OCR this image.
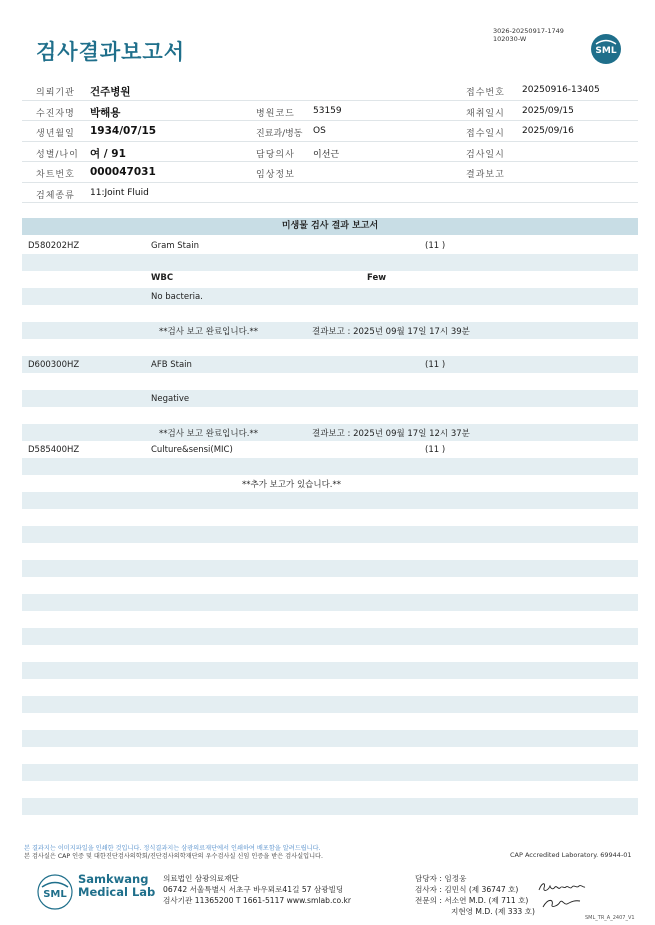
3026-20250917-1749
102030-W
검사결과보고서	SML
의뢰기관 건주병원	접수번호 20250916-13405
수진자명 박해용	병원코드 53159	채취일시 2025/09/15
생년월일 1934/07/15	진료과/병동 OS	접수일시 2025/09/16
성별/나이 여 / 91	담당의사 이선근	검사일시
차트번호 000047031	임상정보	결과보고
검체종류 11:Joint Fluid
미생물 검사 결과 보고서
D580202HZ	Gram Stain	(11 )
WBC	Few
No bacteria.
**검사 보고 완료입니다.**	결과보고 : 2025년 09월 17일 17시 39분
D600300HZ	AFB Stain	(11 )
Negative
**검사 보고 완료입니다.**	결과보고 : 2025년 09월 17일 12시 37분
D585400HZ	Culture&sensi(MIC)	(11 )
**추가 보고가 있습니다.**
본 결과지는 이미지파일을 인쇄한 것입니다. 정식결과지는 삼광의료재단에서 인쇄하여 배포함을 알려드립니다.
본 검사실은 CAP 인증 및 대한진단검사의학회/진단검사의학재단의 우수검사실 신임 인증을 받은 검사실입니다.	CAP Accredited Laboratory. 69944-01
SML
Samkwang
Medical Lab
의료법인 삼광의료재단
06742 서울특별시 서초구 바우뫼로41길 57 삼광빌딩
검사기관 11365200 T 1661-5117 www.smlab.co.kr
담당자 : 임정웅
검사자 : 김민식 (제 36747 호)
전문의 : 서소연 M.D. (제 711 호)
지현영 M.D. (제 333 호)
SML_TR_A_2407_V1
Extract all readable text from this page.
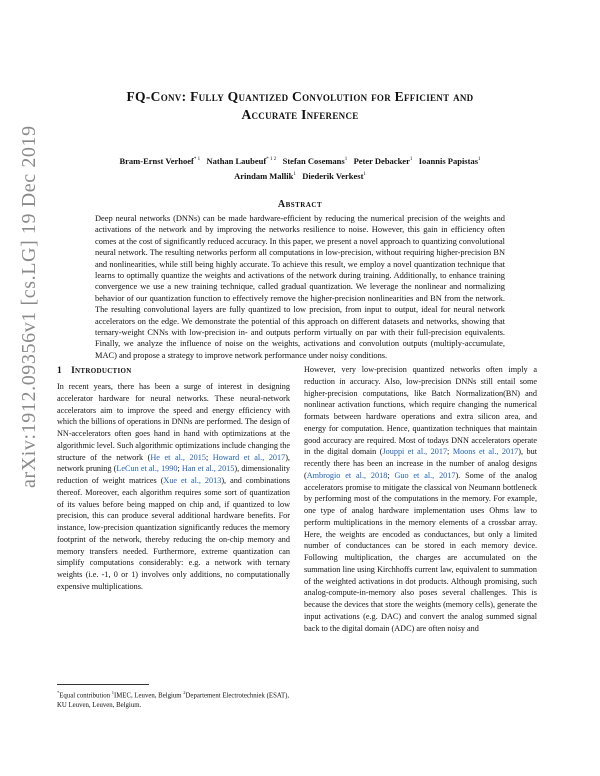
arXiv:1912.09356v1 [cs.LG] 19 Dec 2019
FQ-Conv: Fully Quantized Convolution for Efficient and
Accurate Inference
Bram-Ernst Verhoef$^{* 1}$ Nathan Laubeuf$^{* 1 2}$ Stefan Cosemans$^1$ Peter Debacker$^1$ Ioannis Papistas$^1$
Arindam Mallik$^1$ Diederik Verkest$^1$
Abstract
Deep neural networks (DNNs) can be made hardware-efficient by reducing the numerical precision of the weights and activations of the network and by improving the networks resilience to noise. However, this gain in efficiency often comes at the cost of significantly reduced accuracy. In this paper, we present a novel approach to quantizing convolutional neural network. The resulting networks perform all computations in low-precision, without requiring higher-precision BN and nonlinearities, while still being highly accurate. To achieve this result, we employ a novel quantization technique that learns to optimally quantize the weights and activations of the network during training. Additionally, to enhance training convergence we use a new training technique, called gradual quantization. We leverage the nonlinear and normalizing behavior of our quantization function to effectively remove the higher-precision nonlinearities and BN from the network. The resulting convolutional layers are fully quantized to low precision, from input to output, ideal for neural network accelerators on the edge. We demonstrate the potential of this approach on different datasets and networks, showing that ternary-weight CNNs with low-precision in- and outputs perform virtually on par with their full-precision equivalents. Finally, we analyze the influence of noise on the weights, activations and convolution outputs (multiply-accumulate, MAC) and propose a strategy to improve network performance under noisy conditions.
1 Introduction
In recent years, there has been a surge of interest in designing accelerator hardware for neural networks. These neural-network accelerators aim to improve the speed and energy efficiency with which the billions of operations in DNNs are performed. The design of NN-accelerators often goes hand in hand with optimizations at the algorithmic level. Such algorithmic optimizations include changing the structure of the network (He et al., 2015; Howard et al., 2017), network pruning (LeCun et al., 1990; Han et al., 2015), dimensionality reduction of weight matrices (Xue et al., 2013), and combinations thereof. Moreover, each algorithm requires some sort of quantization of its values before being mapped on chip and, if quantized to low precision, this can produce several additional hardware benefits. For instance, low-precision quantization significantly reduces the memory footprint of the network, thereby reducing the on-chip memory and memory transfers needed. Furthermore, extreme quantization can simplify computations considerably: e.g. a network with ternary weights (i.e. -1, 0 or 1) involves only additions, no computationally expensive multiplications.
*Equal contribution $^1$IMEC, Leuven, Belgium $^2$Departement Electrotechniek (ESAT), KU Leuven, Leuven, Belgium.
However, very low-precision quantized networks often imply a reduction in accuracy. Also, low-precision DNNs still entail some higher-precision computations, like Batch Normalization(BN) and nonlinear activation functions, which require changing the numerical formats between hardware operations and extra silicon area, and energy for computation. Hence, quantization techniques that maintain good accuracy are required. Most of todays DNN accelerators operate in the digital domain (Jouppi et al., 2017; Moons et al., 2017), but recently there has been an increase in the number of analog designs (Ambrogio et al., 2018; Guo et al., 2017). Some of the analog accelerators promise to mitigate the classical von Neumann bottleneck by performing most of the computations in the memory. For example, one type of analog hardware implementation uses Ohms law to perform multiplications in the memory elements of a crossbar array. Here, the weights are encoded as conductances, but only a limited number of conductances can be stored in each memory device. Following multiplication, the charges are accumulated on the summation line using Kirchhoffs current law, equivalent to summation of the weighted activations in dot products. Although promising, such analog-compute-in-memory also poses several challenges. This is because the devices that store the weights (memory cells), generate the input activations (e.g. DAC) and convert the analog summed signal back to the digital domain (ADC) are often noisy and
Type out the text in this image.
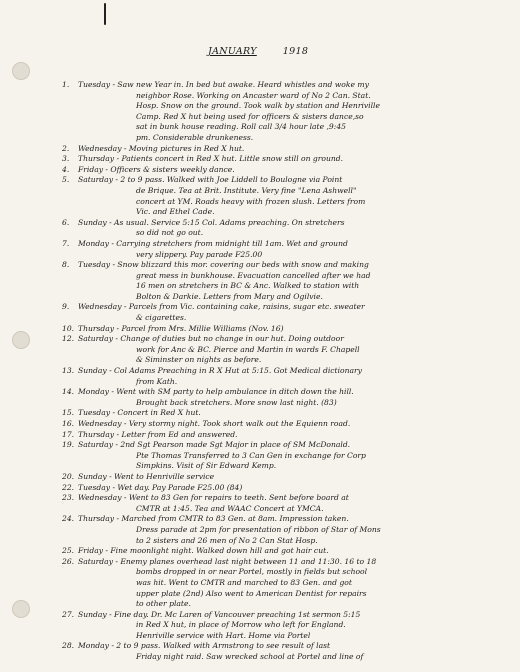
JANUARY	1918
1.	Tuesday - Saw new Year in. In bed but awake. Heard whistles and woke my
neighbor Rose. Working on Ancaster ward of No 2 Can. Stat.
Hosp. Snow on the ground. Took walk by station and Henriville
Camp. Red X hut being used for officers & sisters dance,so
sat in bunk house reading. Roll call 3/4 hour late ,9:45
pm. Considerable drunkeness.
2.	Wednesday - Moving pictures in Red X hut.
3.	Thursday - Patients concert in Red X hut. Little snow still on ground.
4.	Friday - Officers & sisters weekly dance.
5.	Saturday - 2 to 9 pass. Walked with Joe Liddell to Boulogne via Point
de Brique. Tea at Brit. Institute. Very fine "Lena Ashwell"
concert at YM. Roads heavy with frozen slush. Letters from
Vic. and Ethel Cade.
6.	Sunday - As usual. Service 5:15 Col. Adams preaching. On stretchers
so did not go out.
7.	Monday - Carrying stretchers from midnight till 1am. Wet and ground
very slippery. Pay parade F25.00
8.	Tuesday - Snow blizzard this mor. covering our beds with snow and making
great mess in bunkhouse. Evacuation cancelled after we had
16 men on stretchers in BC & Anc. Walked to station with
Bolton & Darkie. Letters from Mary and Ogilvie.
9.	Wednesday - Parcels from Vic. containing cake, raisins, sugar etc. sweater
& cigarettes.
10. Thursday - Parcel from Mrs. Millie Williams (Nov. 16)
12. Saturday - Change of duties but no change in our hut. Doing outdoor
work for Anc & BC. Pierce and Martin in wards F. Chapell
& Siminster on nights as before.
13. Sunday - Col Adams Preaching in R X Hut at 5:15. Got Medical dictionary
from Kath.
14. Monday - Went with SM party to help ambulance in ditch down the hill.
Brought back stretchers. More snow last night. (83)
15. Tuesday - Concert in Red X hut.
16. Wednesday - Very stormy night. Took short walk out the Equienn road.
17. Thursday - Letter from Ed and answered.
19. Saturday - 2nd Sgt Pearson made Sgt Major in place of SM McDonald.
Pte Thomas Transferred to 3 Can Gen in exchange for Corp
Simpkins. Visit of Sir Edward Kemp.
20. Sunday - Went to Henriville service
22. Tuesday - Wet day. Pay Parade F25.00 (84)
23. Wednesday - Went to 83 Gen for repairs to teeth. Sent before board at
CMTR at 1:45. Tea and WAAC Concert at YMCA.
24. Thursday - Marched from CMTR to 83 Gen. at 8am. Impression taken.
Dress parade at 2pm for presentation of ribbon of Star of Mons
to 2 sisters and 26 men of No 2 Can Stat Hosp.
25. Friday - Fine moonlight night. Walked down hill and got hair cut.
26. Saturday - Enemy planes overhead last night between 11 and 11:30. 16 to 18
bombs dropped in or near Portel, mostly in fields but school
was hit. Went to CMTR and marched to 83 Gen. and got
upper plate (2nd) Also went to American Dentist for repairs
to other plate.
27. Sunday - Fine day. Dr. Mc Laren of Vancouver preaching 1st sermon 5:15
in Red X hut, in place of Morrow who left for England.
Henriville service with Hart. Home via Portel
28. Monday - 2 to 9 pass. Walked with Armstrong to see result of last
Friday night raid. Saw wrecked school at Portel and line of
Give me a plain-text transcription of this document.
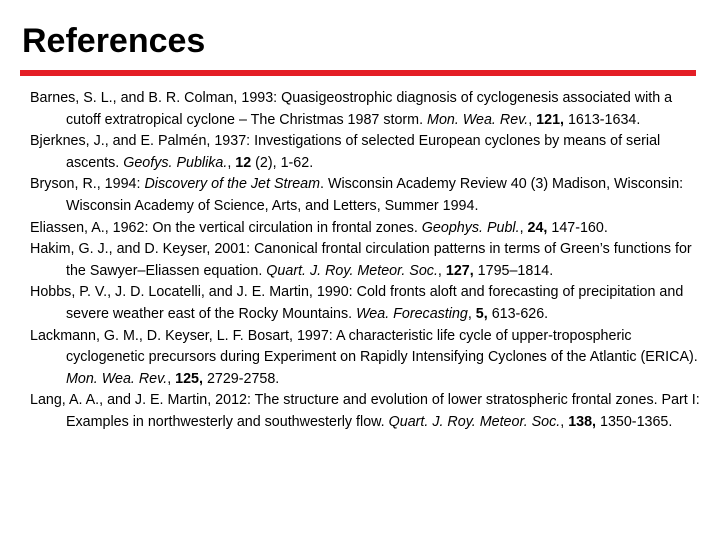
References
Barnes, S. L., and B. R. Colman, 1993: Quasigeostrophic diagnosis of cyclogenesis associated with a cutoff extratropical cyclone – The Christmas 1987 storm. Mon. Wea. Rev., 121, 1613-1634.
Bjerknes, J., and E. Palmén, 1937: Investigations of selected European cyclones by means of serial ascents. Geofys. Publika., 12 (2), 1-62.
Bryson, R., 1994: Discovery of the Jet Stream. Wisconsin Academy Review 40 (3) Madison, Wisconsin: Wisconsin Academy of Science, Arts, and Letters, Summer 1994.
Eliassen, A., 1962: On the vertical circulation in frontal zones. Geophys. Publ., 24, 147-160.
Hakim, G. J., and D. Keyser, 2001: Canonical frontal circulation patterns in terms of Green’s functions for the Sawyer–Eliassen equation. Quart. J. Roy. Meteor. Soc., 127, 1795–1814.
Hobbs, P. V., J. D. Locatelli, and J. E. Martin, 1990: Cold fronts aloft and forecasting of precipitation and severe weather east of the Rocky Mountains. Wea. Forecasting, 5, 613-626.
Lackmann, G. M., D. Keyser, L. F. Bosart, 1997: A characteristic life cycle of upper-tropospheric cyclogenetic precursors during Experiment on Rapidly Intensifying Cyclones of the Atlantic (ERICA). Mon. Wea. Rev., 125, 2729-2758.
Lang, A. A., and J. E. Martin, 2012: The structure and evolution of lower stratospheric frontal zones. Part I: Examples in northwesterly and southwesterly flow. Quart. J. Roy. Meteor. Soc., 138, 1350-1365.
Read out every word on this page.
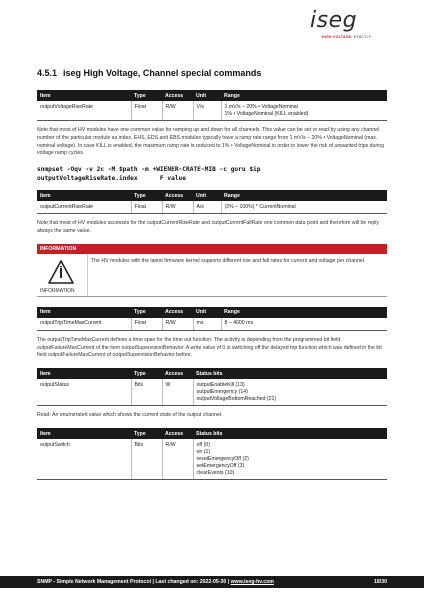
iseg
HIGH VOLTAGE. EXACTLY.
4.5.1 iseg High Voltage, Channel special commands
Item	Type	Access	Unit	Range
outputVoltageRiseRate	Float	R/W	V/s	1 mV/s – 20% • VoltageNominal
1% • VoltageNominal (KILL enabled)

Note that most of HV modules have one common value for ramping up and down for all channels. This value can be set or read by using any channel number of the particular module as index. EHS, EDS and EBS modules typically have a ramp rate range from 1 mV/s – 20% • VoltageNominal (max. nominal voltage). In case KILL is enabled, the maximum ramp rate is reduced to 1% • VoltageNominal in order to lower the risk of unwanted trips during voltage ramp cycles.

snmpset -Oqv -v 2c -M $path -m +WIENER-CRATE-MIB -c guru $ip
outputVoltageRiseRate.index      F value
Item	Type	Access	Unit	Range
outputCurrentRiseRate	Float	R/W	A/s	(2% – 100%) * CurrentNominal

Note that most of HV modules accesses for the outputCurrentRiseRate and outputCurrentFallRate one common data point and therefore will be reply always the same value.

INFORMATION
INFORMATION
The HV modules with the latest firmware kernel supports different rise and fall rates for current and voltage per channel.
Item	Type	Access	Unit	Range
outputTripTimeMaxCurrent	Float	R/W	ms	8 – 4000 ms

The outputTripTimeMaxCurrent defines a time span for the time out function. The activity is depending from the programmed bit field outputFailureMaxCurrent of the item outputSupervisionBehavior. A write value of 0 is switching off the delayed trip function which was defined in the bit field outputFailureMaxCurrent of outputSupervisionBehavior before.

Item	Type	Access	Status bits
outputStatus	Bits	W	outputEnableKill (13)
outputEmergency (14)
outputVoltageBottomReached (21)

Read: An enumerated value which shows the current state of the output channel.

Item	Type	Access	Status bits
outputSwitch	Bits	R/W	off (0)
on (1)
resetEmergencyOff (2)
setEmergencyOff (3)
clearEvents (10)
SNMP - Simple Network Management Protocol | Last changed on: 2022-05-30 | www.iseg-hv.com	18/30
—————
→ Task item
Whenever the word "Martin" shows up in a line, that line counts. Say how many lines of the data count, giving the number alone.

→ Exercise result
3